### WORK TO COMPLETE
Pull every line holding the string "Количество" from the records below.

### EXTRACTED ENTRIES
=-=-=

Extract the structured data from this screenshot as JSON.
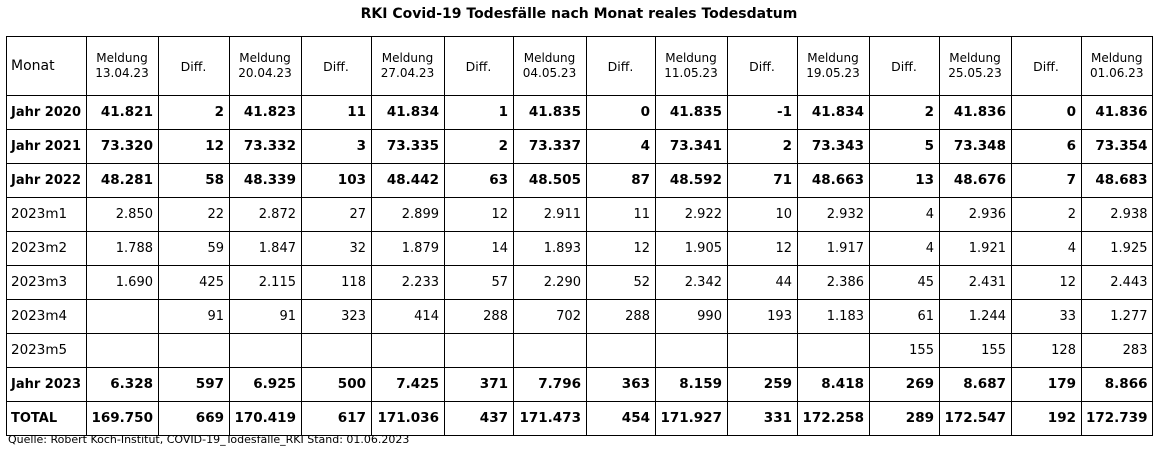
{
  "title": "RKI Covid-19 Todesfälle nach Monat reales Todesdatum",
  "header": {
    "monat": "Monat",
    "diff": "Diff.",
    "meldung_label": "Meldung",
    "dates": [
      "13.04.23",
      "20.04.23",
      "27.04.23",
      "04.05.23",
      "11.05.23",
      "19.05.23",
      "25.05.23",
      "01.06.23"
    ]
  },
  "rows": [
    {
      "label": "Jahr 2020",
      "bold": true,
      "cells": [
        "41.821",
        "2",
        "41.823",
        "11",
        "41.834",
        "1",
        "41.835",
        "0",
        "41.835",
        "-1",
        "41.834",
        "2",
        "41.836",
        "0",
        "41.836"
      ]
    },
    {
      "label": "Jahr 2021",
      "bold": true,
      "cells": [
        "73.320",
        "12",
        "73.332",
        "3",
        "73.335",
        "2",
        "73.337",
        "4",
        "73.341",
        "2",
        "73.343",
        "5",
        "73.348",
        "6",
        "73.354"
      ]
    },
    {
      "label": "Jahr 2022",
      "bold": true,
      "cells": [
        "48.281",
        "58",
        "48.339",
        "103",
        "48.442",
        "63",
        "48.505",
        "87",
        "48.592",
        "71",
        "48.663",
        "13",
        "48.676",
        "7",
        "48.683"
      ]
    },
    {
      "label": "2023m1",
      "bold": false,
      "cells": [
        "2.850",
        "22",
        "2.872",
        "27",
        "2.899",
        "12",
        "2.911",
        "11",
        "2.922",
        "10",
        "2.932",
        "4",
        "2.936",
        "2",
        "2.938"
      ]
    },
    {
      "label": "2023m2",
      "bold": false,
      "cells": [
        "1.788",
        "59",
        "1.847",
        "32",
        "1.879",
        "14",
        "1.893",
        "12",
        "1.905",
        "12",
        "1.917",
        "4",
        "1.921",
        "4",
        "1.925"
      ]
    },
    {
      "label": "2023m3",
      "bold": false,
      "cells": [
        "1.690",
        "425",
        "2.115",
        "118",
        "2.233",
        "57",
        "2.290",
        "52",
        "2.342",
        "44",
        "2.386",
        "45",
        "2.431",
        "12",
        "2.443"
      ]
    },
    {
      "label": "2023m4",
      "bold": false,
      "cells": [
        "",
        "91",
        "91",
        "323",
        "414",
        "288",
        "702",
        "288",
        "990",
        "193",
        "1.183",
        "61",
        "1.244",
        "33",
        "1.277"
      ]
    },
    {
      "label": "2023m5",
      "bold": false,
      "cells": [
        "",
        "",
        "",
        "",
        "",
        "",
        "",
        "",
        "",
        "",
        "",
        "155",
        "155",
        "128",
        "283"
      ]
    },
    {
      "label": "Jahr 2023",
      "bold": true,
      "cells": [
        "6.328",
        "597",
        "6.925",
        "500",
        "7.425",
        "371",
        "7.796",
        "363",
        "8.159",
        "259",
        "8.418",
        "269",
        "8.687",
        "179",
        "8.866"
      ]
    },
    {
      "label": "TOTAL",
      "bold": true,
      "cells": [
        "169.750",
        "669",
        "170.419",
        "617",
        "171.036",
        "437",
        "171.473",
        "454",
        "171.927",
        "331",
        "172.258",
        "289",
        "172.547",
        "192",
        "172.739"
      ]
    }
  ],
  "source": "Quelle: Robert Koch-Institut, COVID-19_Todesfälle_RKI Stand: 01.06.2023"
}
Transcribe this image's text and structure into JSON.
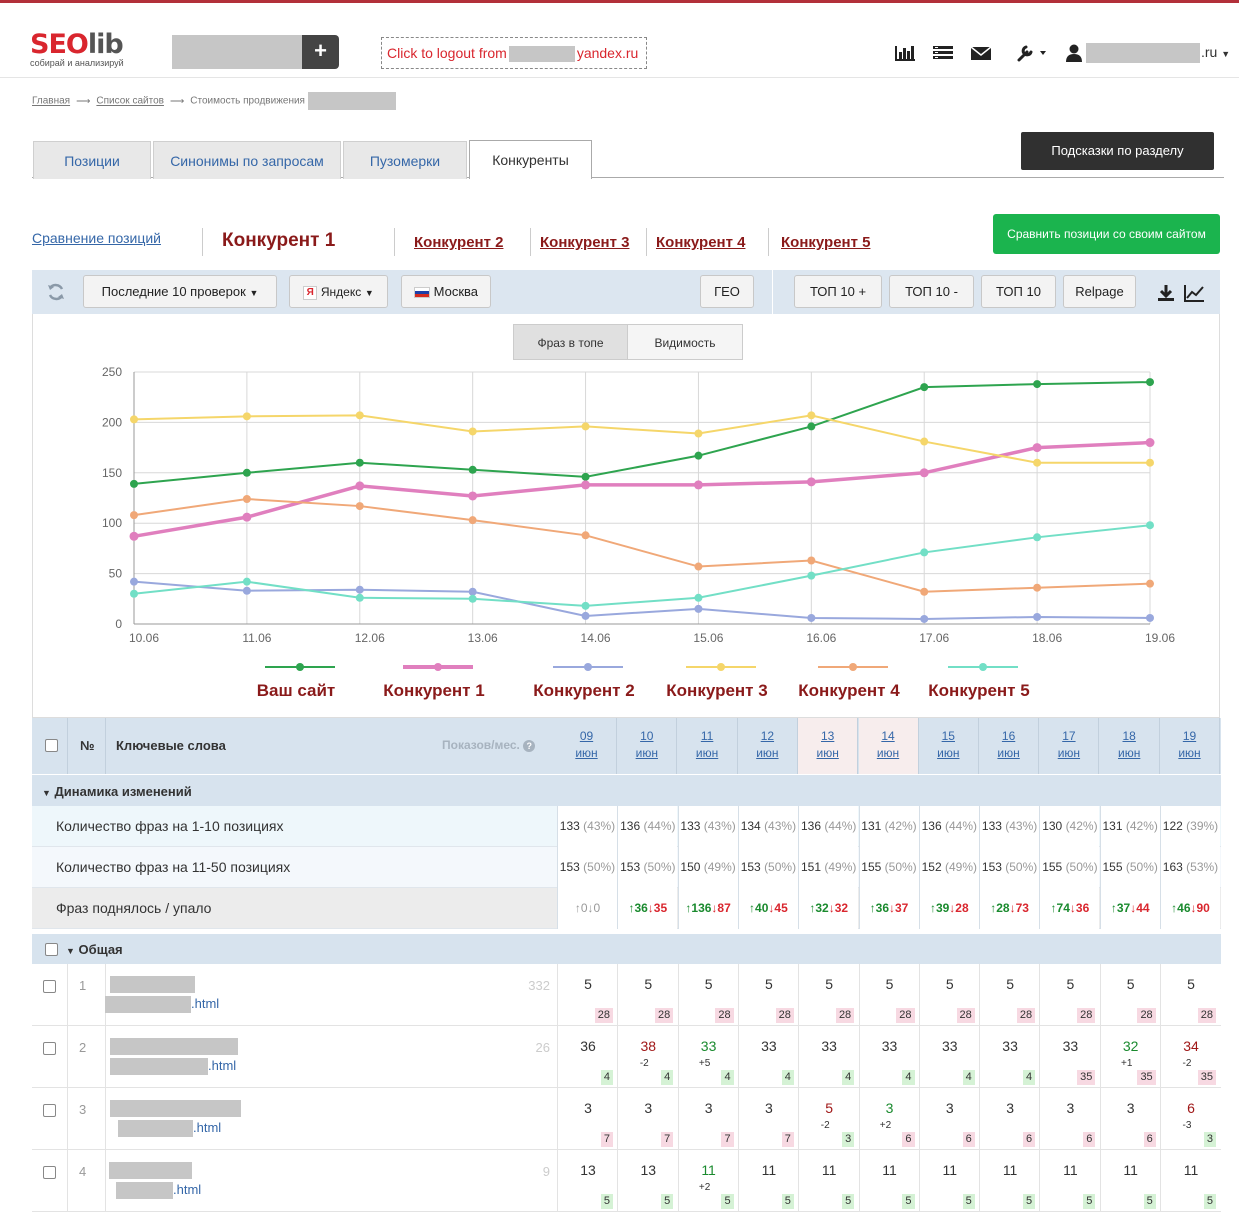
{
  "header": {
    "logo_main_1": "SEO",
    "logo_main_2": "lib",
    "logo_tagline": "собирай и анализируй",
    "add_button": "+",
    "logout_prefix": "Click to logout from",
    "logout_suffix": "yandex.ru",
    "user_suffix": ".ru",
    "icons": [
      "bar-chart-icon",
      "list-icon",
      "mail-icon",
      "wrench-icon",
      "user-icon"
    ]
  },
  "breadcrumb": {
    "items": [
      "Главная",
      "Список сайтов"
    ],
    "current": "Стоимость продвижения"
  },
  "tabs": [
    {
      "label": "Позиции",
      "active": false
    },
    {
      "label": "Синонимы по запросам",
      "active": false
    },
    {
      "label": "Пузомерки",
      "active": false
    },
    {
      "label": "Конкуренты",
      "active": true
    }
  ],
  "hint_button": "Подсказки по разделу",
  "subnav": {
    "compare_link": "Сравнение позиций",
    "competitors": [
      "Конкурент 1",
      "Конкурент 2",
      "Конкурент 3",
      "Конкурент 4",
      "Конкурент 5"
    ],
    "compare_button": "Сравнить позиции со своим сайтом"
  },
  "toolbar": {
    "period": "Последние 10 проверок",
    "engine": "Яндекс",
    "region": "Москва",
    "geo": "ГЕО",
    "top10plus": "ТОП 10 +",
    "top10minus": "ТОП 10 -",
    "top10": "ТОП 10",
    "relpage": "Relpage"
  },
  "chart_toggle": {
    "phrases": "Фраз в топе",
    "visibility": "Видимость"
  },
  "chart_data": {
    "type": "line",
    "x": [
      "10.06",
      "11.06",
      "12.06",
      "13.06",
      "14.06",
      "15.06",
      "16.06",
      "17.06",
      "18.06",
      "19.06"
    ],
    "ylim": [
      0,
      250
    ],
    "yticks": [
      0,
      50,
      100,
      150,
      200,
      250
    ],
    "grid": true,
    "legend_position": "bottom",
    "series": [
      {
        "name": "Ваш сайт",
        "color": "#2ea44f",
        "values": [
          139,
          150,
          160,
          153,
          146,
          167,
          196,
          235,
          238,
          240
        ]
      },
      {
        "name": "Конкурент 1",
        "color": "#e07fbe",
        "values": [
          87,
          106,
          137,
          127,
          138,
          138,
          141,
          150,
          175,
          180
        ]
      },
      {
        "name": "Конкурент 2",
        "color": "#99a8dd",
        "values": [
          42,
          33,
          34,
          32,
          8,
          15,
          6,
          5,
          7,
          6
        ]
      },
      {
        "name": "Конкурент 3",
        "color": "#f5d66a",
        "values": [
          203,
          206,
          207,
          191,
          196,
          189,
          207,
          181,
          160,
          160
        ]
      },
      {
        "name": "Конкурент 4",
        "color": "#f0a878",
        "values": [
          108,
          124,
          117,
          103,
          88,
          57,
          63,
          32,
          36,
          40
        ]
      },
      {
        "name": "Конкурент 5",
        "color": "#72dfc6",
        "values": [
          30,
          42,
          26,
          25,
          18,
          26,
          48,
          71,
          86,
          98
        ]
      }
    ],
    "legend_labels": [
      "Ваш сайт",
      "Конкурент 1",
      "Конкурент 2",
      "Конкурент 3",
      "Конкурент 4",
      "Конкурент 5"
    ]
  },
  "table": {
    "col_num": "№",
    "col_keywords": "Ключевые слова",
    "col_shows": "Показов/мес.",
    "dates": [
      {
        "day": "09",
        "month": "июн"
      },
      {
        "day": "10",
        "month": "июн"
      },
      {
        "day": "11",
        "month": "июн"
      },
      {
        "day": "12",
        "month": "июн"
      },
      {
        "day": "13",
        "month": "июн"
      },
      {
        "day": "14",
        "month": "июн"
      },
      {
        "day": "15",
        "month": "июн"
      },
      {
        "day": "16",
        "month": "июн"
      },
      {
        "day": "17",
        "month": "июн"
      },
      {
        "day": "18",
        "month": "июн"
      },
      {
        "day": "19",
        "month": "июн"
      }
    ],
    "dynamics_title": "Динамика изменений",
    "dyn_rows": [
      {
        "label": "Количество фраз на 1-10 позициях",
        "values": [
          [
            "133",
            "(43%)"
          ],
          [
            "136",
            "(44%)"
          ],
          [
            "133",
            "(43%)"
          ],
          [
            "134",
            "(43%)"
          ],
          [
            "136",
            "(44%)"
          ],
          [
            "131",
            "(42%)"
          ],
          [
            "136",
            "(44%)"
          ],
          [
            "133",
            "(43%)"
          ],
          [
            "130",
            "(42%)"
          ],
          [
            "131",
            "(42%)"
          ],
          [
            "122",
            "(39%)"
          ]
        ]
      },
      {
        "label": "Количество фраз на 11-50 позициях",
        "values": [
          [
            "153",
            "(50%)"
          ],
          [
            "153",
            "(50%)"
          ],
          [
            "150",
            "(49%)"
          ],
          [
            "153",
            "(50%)"
          ],
          [
            "151",
            "(49%)"
          ],
          [
            "155",
            "(50%)"
          ],
          [
            "152",
            "(49%)"
          ],
          [
            "153",
            "(50%)"
          ],
          [
            "155",
            "(50%)"
          ],
          [
            "155",
            "(50%)"
          ],
          [
            "163",
            "(53%)"
          ]
        ]
      }
    ],
    "updown_label": "Фраз поднялось / упало",
    "updown": [
      [
        "0",
        "0"
      ],
      [
        "36",
        "35"
      ],
      [
        "136",
        "87"
      ],
      [
        "40",
        "45"
      ],
      [
        "32",
        "32"
      ],
      [
        "36",
        "37"
      ],
      [
        "39",
        "28"
      ],
      [
        "28",
        "73"
      ],
      [
        "74",
        "36"
      ],
      [
        "37",
        "44"
      ],
      [
        "46",
        "90"
      ]
    ],
    "group_title": "Общая",
    "keywords": [
      {
        "num": "1",
        "shows": "332",
        "url_suffix": ".html",
        "cells": [
          [
            "5",
            "",
            "28",
            "p"
          ],
          [
            "5",
            "",
            "28",
            "p"
          ],
          [
            "5",
            "",
            "28",
            "p"
          ],
          [
            "5",
            "",
            "28",
            "p"
          ],
          [
            "5",
            "",
            "28",
            "p"
          ],
          [
            "5",
            "",
            "28",
            "p"
          ],
          [
            "5",
            "",
            "28",
            "p"
          ],
          [
            "5",
            "",
            "28",
            "p"
          ],
          [
            "5",
            "",
            "28",
            "p"
          ],
          [
            "5",
            "",
            "28",
            "p"
          ],
          [
            "5",
            "",
            "28",
            "p"
          ]
        ]
      },
      {
        "num": "2",
        "shows": "26",
        "url_suffix": ".html",
        "cells": [
          [
            "36",
            "",
            "4",
            "g"
          ],
          [
            "38",
            "-2",
            "4",
            "g"
          ],
          [
            "33",
            "+5",
            "4",
            "g"
          ],
          [
            "33",
            "",
            "4",
            "g"
          ],
          [
            "33",
            "",
            "4",
            "g"
          ],
          [
            "33",
            "",
            "4",
            "g"
          ],
          [
            "33",
            "",
            "4",
            "g"
          ],
          [
            "33",
            "",
            "4",
            "g"
          ],
          [
            "33",
            "",
            "35",
            "p"
          ],
          [
            "32",
            "+1",
            "35",
            "p"
          ],
          [
            "34",
            "-2",
            "35",
            "p"
          ]
        ]
      },
      {
        "num": "3",
        "shows": "",
        "url_suffix": ".html",
        "cells": [
          [
            "3",
            "",
            "7",
            "p"
          ],
          [
            "3",
            "",
            "7",
            "p"
          ],
          [
            "3",
            "",
            "7",
            "p"
          ],
          [
            "3",
            "",
            "7",
            "p"
          ],
          [
            "5",
            "-2",
            "3",
            "g"
          ],
          [
            "3",
            "+2",
            "6",
            "p"
          ],
          [
            "3",
            "",
            "6",
            "p"
          ],
          [
            "3",
            "",
            "6",
            "p"
          ],
          [
            "3",
            "",
            "6",
            "p"
          ],
          [
            "3",
            "",
            "6",
            "p"
          ],
          [
            "6",
            "-3",
            "3",
            "g"
          ]
        ]
      },
      {
        "num": "4",
        "shows": "9",
        "url_suffix": ".html",
        "cells": [
          [
            "13",
            "",
            "5",
            "g"
          ],
          [
            "13",
            "",
            "5",
            "g"
          ],
          [
            "11",
            "+2",
            "5",
            "g"
          ],
          [
            "11",
            "",
            "5",
            "g"
          ],
          [
            "11",
            "",
            "5",
            "g"
          ],
          [
            "11",
            "",
            "5",
            "g"
          ],
          [
            "11",
            "",
            "5",
            "g"
          ],
          [
            "11",
            "",
            "5",
            "g"
          ],
          [
            "11",
            "",
            "5",
            "g"
          ],
          [
            "11",
            "",
            "5",
            "g"
          ],
          [
            "11",
            "",
            "5",
            "g"
          ]
        ]
      }
    ]
  }
}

=-=-=

### TASK SOLUTION
        "label": "Количество фраз на 1-10 позициях",
        "label": "Количество фраз на 11-50 позициях",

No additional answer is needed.